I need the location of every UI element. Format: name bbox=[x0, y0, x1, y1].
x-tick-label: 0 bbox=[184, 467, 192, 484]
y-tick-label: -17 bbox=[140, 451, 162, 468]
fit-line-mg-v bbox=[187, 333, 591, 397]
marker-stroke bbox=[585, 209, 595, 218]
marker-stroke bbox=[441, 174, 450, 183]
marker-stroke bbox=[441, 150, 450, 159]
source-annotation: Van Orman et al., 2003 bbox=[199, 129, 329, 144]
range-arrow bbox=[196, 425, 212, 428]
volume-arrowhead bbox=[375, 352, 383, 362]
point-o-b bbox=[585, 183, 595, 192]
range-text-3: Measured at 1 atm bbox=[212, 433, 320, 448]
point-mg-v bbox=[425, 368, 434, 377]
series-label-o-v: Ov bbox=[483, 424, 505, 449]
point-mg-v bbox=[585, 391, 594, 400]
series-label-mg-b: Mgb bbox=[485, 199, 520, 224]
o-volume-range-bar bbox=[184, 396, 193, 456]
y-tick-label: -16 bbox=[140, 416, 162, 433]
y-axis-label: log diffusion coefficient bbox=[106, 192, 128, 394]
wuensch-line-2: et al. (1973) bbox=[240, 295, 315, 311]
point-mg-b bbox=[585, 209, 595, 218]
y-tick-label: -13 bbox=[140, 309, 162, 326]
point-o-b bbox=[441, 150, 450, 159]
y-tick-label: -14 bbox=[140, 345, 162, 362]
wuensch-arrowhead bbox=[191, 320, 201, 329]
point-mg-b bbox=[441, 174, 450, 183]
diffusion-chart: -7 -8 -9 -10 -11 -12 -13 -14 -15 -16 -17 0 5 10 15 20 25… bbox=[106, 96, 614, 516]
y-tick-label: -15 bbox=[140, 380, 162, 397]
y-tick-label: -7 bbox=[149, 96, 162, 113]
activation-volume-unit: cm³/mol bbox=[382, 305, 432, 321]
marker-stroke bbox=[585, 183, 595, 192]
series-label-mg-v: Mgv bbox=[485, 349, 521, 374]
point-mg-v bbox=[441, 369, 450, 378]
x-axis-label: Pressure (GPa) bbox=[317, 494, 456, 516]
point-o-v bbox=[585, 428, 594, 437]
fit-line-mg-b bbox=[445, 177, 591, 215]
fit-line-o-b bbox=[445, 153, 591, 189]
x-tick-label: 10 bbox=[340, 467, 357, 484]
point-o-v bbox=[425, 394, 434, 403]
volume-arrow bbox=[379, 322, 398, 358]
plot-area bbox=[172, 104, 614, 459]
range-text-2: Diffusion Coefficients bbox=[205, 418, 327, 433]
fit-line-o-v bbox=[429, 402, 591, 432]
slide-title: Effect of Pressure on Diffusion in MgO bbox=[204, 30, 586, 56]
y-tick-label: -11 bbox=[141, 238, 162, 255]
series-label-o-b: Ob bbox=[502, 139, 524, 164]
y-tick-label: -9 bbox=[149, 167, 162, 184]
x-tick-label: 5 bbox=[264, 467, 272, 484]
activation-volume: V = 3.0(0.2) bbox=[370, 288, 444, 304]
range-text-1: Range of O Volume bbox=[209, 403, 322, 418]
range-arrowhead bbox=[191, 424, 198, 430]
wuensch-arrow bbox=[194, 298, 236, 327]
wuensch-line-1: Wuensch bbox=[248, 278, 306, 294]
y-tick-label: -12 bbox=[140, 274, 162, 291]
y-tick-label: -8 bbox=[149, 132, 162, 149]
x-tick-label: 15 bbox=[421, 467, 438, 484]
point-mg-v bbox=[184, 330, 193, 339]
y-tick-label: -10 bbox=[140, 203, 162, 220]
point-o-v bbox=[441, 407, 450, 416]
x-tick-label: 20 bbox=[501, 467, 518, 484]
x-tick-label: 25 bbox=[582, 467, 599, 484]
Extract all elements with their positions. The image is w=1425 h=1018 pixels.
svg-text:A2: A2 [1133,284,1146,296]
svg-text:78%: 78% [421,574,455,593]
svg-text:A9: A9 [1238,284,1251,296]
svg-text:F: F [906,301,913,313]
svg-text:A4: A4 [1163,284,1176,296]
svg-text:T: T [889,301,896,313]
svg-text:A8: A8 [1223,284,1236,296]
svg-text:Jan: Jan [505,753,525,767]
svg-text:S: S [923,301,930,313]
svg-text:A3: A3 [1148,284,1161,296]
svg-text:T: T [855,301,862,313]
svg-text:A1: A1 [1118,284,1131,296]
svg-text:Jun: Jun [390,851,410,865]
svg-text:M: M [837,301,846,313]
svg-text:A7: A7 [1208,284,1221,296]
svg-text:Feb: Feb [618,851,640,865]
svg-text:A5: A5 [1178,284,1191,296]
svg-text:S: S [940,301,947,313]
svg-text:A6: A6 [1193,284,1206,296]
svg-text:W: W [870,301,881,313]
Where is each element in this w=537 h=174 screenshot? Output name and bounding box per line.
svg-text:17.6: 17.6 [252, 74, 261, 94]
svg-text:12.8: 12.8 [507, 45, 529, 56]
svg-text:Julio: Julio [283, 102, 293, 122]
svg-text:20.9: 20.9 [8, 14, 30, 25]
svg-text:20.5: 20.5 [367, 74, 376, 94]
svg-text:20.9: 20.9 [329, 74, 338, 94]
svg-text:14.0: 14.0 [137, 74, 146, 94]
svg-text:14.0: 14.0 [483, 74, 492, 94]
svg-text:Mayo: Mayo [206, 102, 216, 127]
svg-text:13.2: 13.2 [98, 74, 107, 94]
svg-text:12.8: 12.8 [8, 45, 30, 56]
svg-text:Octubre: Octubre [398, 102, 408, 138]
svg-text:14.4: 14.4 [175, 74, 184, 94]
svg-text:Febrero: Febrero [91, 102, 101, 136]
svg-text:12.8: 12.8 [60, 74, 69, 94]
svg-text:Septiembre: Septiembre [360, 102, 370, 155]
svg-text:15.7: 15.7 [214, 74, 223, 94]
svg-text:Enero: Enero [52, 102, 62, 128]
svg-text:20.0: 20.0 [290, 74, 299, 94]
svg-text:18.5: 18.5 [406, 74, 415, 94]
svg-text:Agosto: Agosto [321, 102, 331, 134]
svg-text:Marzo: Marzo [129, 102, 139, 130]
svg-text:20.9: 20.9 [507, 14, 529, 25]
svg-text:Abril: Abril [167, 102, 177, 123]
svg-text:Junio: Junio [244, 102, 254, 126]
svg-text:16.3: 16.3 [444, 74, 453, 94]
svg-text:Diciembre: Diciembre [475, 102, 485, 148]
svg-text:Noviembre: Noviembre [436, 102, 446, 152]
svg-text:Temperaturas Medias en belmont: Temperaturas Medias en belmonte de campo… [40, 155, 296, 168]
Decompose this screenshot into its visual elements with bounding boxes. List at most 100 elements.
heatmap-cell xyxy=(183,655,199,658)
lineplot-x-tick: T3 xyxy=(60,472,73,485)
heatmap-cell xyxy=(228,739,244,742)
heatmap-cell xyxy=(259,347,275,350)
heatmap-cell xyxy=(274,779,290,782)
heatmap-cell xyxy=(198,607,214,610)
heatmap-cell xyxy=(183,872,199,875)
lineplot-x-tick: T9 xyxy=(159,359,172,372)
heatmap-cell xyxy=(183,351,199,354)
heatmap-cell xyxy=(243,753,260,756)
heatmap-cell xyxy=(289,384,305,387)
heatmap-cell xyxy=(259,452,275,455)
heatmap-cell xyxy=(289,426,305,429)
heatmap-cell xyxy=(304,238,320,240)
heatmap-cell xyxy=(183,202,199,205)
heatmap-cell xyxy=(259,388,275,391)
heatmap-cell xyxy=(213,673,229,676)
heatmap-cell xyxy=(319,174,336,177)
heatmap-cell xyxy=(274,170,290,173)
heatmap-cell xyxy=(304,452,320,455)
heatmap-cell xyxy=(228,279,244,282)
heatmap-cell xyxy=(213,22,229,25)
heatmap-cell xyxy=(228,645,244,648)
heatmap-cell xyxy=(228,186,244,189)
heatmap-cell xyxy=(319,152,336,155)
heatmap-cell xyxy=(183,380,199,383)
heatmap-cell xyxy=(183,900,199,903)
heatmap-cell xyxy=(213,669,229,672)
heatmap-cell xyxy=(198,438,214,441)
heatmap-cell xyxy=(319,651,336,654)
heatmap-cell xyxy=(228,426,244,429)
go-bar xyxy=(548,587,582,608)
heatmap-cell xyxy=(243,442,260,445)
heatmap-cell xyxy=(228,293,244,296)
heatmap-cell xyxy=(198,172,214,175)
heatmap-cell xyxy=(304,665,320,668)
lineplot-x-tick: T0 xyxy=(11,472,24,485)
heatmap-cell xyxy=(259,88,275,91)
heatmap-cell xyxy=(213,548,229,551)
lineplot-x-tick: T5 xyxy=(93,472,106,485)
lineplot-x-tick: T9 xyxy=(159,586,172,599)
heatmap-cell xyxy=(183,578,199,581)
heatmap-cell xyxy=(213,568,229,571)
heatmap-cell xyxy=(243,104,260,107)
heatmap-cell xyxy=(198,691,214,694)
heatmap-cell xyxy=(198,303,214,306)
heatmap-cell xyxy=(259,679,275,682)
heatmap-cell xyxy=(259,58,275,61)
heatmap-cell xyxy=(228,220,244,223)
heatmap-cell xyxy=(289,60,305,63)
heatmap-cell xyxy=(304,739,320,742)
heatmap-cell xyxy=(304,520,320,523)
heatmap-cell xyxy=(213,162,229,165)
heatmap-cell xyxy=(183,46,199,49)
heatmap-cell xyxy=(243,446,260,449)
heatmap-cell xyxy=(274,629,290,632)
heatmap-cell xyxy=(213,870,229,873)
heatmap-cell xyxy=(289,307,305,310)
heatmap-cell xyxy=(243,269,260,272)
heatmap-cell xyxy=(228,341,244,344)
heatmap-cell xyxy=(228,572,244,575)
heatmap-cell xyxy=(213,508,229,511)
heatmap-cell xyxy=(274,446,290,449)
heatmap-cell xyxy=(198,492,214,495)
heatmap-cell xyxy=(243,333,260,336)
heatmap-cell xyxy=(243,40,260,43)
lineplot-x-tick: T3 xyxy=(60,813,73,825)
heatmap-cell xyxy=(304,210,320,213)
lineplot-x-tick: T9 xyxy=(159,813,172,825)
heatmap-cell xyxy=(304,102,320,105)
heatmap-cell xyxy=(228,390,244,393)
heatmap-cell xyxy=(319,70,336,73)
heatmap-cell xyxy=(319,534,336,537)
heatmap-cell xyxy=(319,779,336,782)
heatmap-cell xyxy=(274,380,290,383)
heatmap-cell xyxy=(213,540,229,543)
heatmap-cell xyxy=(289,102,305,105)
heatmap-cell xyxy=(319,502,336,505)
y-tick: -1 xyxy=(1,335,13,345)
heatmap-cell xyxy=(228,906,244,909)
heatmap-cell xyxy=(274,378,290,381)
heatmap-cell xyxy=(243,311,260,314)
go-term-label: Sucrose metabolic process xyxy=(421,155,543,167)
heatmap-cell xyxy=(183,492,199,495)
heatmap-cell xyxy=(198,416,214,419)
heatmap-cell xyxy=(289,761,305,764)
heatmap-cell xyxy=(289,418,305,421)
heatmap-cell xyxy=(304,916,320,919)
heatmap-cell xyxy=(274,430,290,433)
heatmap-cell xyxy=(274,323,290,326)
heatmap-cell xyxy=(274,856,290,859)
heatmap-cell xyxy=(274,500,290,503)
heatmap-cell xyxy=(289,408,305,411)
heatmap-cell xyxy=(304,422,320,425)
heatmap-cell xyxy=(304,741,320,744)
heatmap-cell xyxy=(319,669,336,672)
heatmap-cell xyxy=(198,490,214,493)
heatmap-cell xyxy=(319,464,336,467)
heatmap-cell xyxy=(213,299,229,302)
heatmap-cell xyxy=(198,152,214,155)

### 任务要求
能否把列表从开头到含有"series-label-mg-b: Mgb bbox=[485, 199, 520, 224]"的那一行（首尾两行都算在内）整理成 Markdown 表格？两列分别命名为"序号"和"内容"，空行不列入。

### 书面解答
| 序号 | 内容 |
|---|---|
| 1 | I need the location of every UI element. Format: name bbox=[x0, y0, x1, y1]. |
| 2 | x-tick-label: 0 bbox=[184, 467, 192, 484] |
| 3 | y-tick-label: -17 bbox=[140, 451, 162, 468] |
| 4 | fit-line-mg-v bbox=[187, 333, 591, 397] |
| 5 | marker-stroke bbox=[585, 209, 595, 218] |
| 6 | marker-stroke bbox=[441, 174, 450, 183] |
| 7 | marker-stroke bbox=[441, 150, 450, 159] |
| 8 | source-annotation: Van Orman et al., 2003 bbox=[199, 129, 329, 144] |
| 9 | range-arrow bbox=[196, 425, 212, 428] |
| 10 | volume-arrowhead bbox=[375, 352, 383, 362] |
| 11 | point-o-b bbox=[585, 183, 595, 192] |
| 12 | range-text-3: Measured at 1 atm bbox=[212, 433, 320, 448] |
| 13 | point-mg-v bbox=[425, 368, 434, 377] |
| 14 | series-label-o-v: Ov bbox=[483, 424, 505, 449] |
| 15 | point-mg-v bbox=[585, 391, 594, 400] |
| 16 | series-label-mg-b: Mgb bbox=[485, 199, 520, 224] |